> WORK REQUIRED
Scan the lines below for the string "Aucun" and copy every one that has it.

Saved data entries
==*==
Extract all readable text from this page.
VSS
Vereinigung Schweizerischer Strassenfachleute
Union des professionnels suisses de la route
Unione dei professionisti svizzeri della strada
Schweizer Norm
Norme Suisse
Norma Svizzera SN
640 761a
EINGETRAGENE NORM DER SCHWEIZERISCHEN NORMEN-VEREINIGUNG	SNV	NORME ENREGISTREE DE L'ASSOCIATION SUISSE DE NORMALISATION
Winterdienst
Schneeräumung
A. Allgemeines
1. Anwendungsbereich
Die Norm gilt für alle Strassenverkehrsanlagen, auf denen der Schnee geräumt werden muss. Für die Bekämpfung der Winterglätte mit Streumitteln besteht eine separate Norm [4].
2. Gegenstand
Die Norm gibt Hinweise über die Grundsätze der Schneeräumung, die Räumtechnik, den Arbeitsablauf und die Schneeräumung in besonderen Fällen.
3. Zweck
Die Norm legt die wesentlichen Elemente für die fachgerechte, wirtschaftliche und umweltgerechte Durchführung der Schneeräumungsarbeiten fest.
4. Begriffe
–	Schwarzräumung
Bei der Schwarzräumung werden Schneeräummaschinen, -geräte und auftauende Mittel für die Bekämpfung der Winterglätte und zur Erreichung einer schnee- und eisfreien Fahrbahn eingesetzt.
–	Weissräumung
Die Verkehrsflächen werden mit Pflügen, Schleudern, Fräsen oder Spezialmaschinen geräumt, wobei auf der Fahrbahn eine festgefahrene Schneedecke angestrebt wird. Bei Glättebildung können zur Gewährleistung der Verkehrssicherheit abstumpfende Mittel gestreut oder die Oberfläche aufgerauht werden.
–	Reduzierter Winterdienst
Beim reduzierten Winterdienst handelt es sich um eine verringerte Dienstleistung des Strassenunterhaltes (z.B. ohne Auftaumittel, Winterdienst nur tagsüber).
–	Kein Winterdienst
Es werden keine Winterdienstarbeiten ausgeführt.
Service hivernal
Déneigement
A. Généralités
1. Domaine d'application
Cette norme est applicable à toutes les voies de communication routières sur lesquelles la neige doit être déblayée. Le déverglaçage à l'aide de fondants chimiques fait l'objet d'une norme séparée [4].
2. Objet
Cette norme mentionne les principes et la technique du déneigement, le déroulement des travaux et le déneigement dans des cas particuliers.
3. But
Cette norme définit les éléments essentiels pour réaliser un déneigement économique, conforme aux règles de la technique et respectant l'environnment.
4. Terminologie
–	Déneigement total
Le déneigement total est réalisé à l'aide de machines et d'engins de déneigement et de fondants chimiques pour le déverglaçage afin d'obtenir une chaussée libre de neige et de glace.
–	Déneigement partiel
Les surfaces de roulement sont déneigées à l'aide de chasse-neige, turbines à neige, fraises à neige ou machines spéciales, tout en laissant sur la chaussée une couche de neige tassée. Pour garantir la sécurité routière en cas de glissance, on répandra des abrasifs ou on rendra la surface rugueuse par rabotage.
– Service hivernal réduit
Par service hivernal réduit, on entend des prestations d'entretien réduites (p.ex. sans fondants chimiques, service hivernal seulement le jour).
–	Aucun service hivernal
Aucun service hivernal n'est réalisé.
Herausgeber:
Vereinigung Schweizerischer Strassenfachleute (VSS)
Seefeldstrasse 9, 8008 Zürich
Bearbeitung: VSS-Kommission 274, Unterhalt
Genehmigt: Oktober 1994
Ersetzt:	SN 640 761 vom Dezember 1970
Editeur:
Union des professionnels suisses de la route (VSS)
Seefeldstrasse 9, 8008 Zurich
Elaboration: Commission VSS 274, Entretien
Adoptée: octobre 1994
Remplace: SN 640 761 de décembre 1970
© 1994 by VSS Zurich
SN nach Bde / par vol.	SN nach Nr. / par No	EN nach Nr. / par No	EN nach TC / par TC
==*==
> REPLY TO THE TASK
–	Aucun service hivernal
Aucun service hivernal n'est réalisé.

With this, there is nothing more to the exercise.